Provided text:
>>>>

Skip to content

Structural Topic Models to study political texts: an application to the Five Star Movement’s blog

In the last weeks at New York University I had the opportunity to meet Brandon Stewart (Princeton), who gave a talk on Structural Topic Models at the NYU Text as Data Speaker Series, Molly Roberts (University of California), who presented her work at the 2015 SMaPP Global Conference, and finally Kenneth Benoit (LSE) that gave us an introductory workshop on text analysis with his `quanteda` R package.The three of them are significantly advancing the study of political texts, an extremely promising sub-field of political methodology.

The Structural Topic Model

I wanted to learn more about it and so last weekend I practiced a bit with the `stm` R package developed by Dustin Tingley, Molly Roberts, Brandon Stewart and colleagues. This post shows an application to the political blog The comedian Beppe Grillo is the leader of the Five Star Movement, and his blog is the center of the movement’s political communication. My intention is to show how easy it has become to do text analysis in empirical studies, even for researchers who are not advanced in R programming and Bayesian statistics —although clearly the more background knowledge the better.

<<<<

Problem details: Translate this sentence from the post on Structural Topic Models into Spanish: "The comedian Beppe Grillo is the leader of the Five Star Movement, and his blog is the center of the movement’s political communication."

Collected data:
>>>>

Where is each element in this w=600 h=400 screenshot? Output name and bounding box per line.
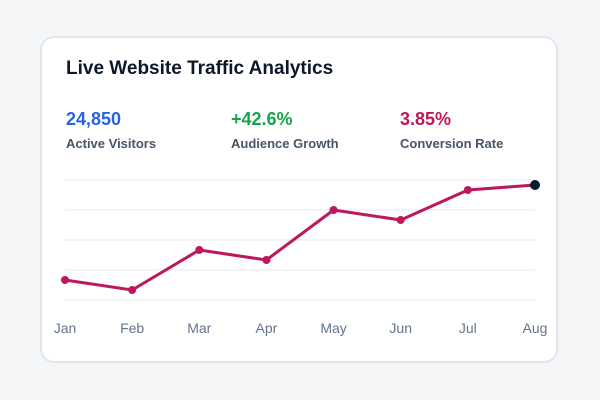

<<<<

In response: El humorista Beppe Grillo es el líder del Movimiento 5 Estrellas, y su blog es el centro de la comunicación política del movimiento.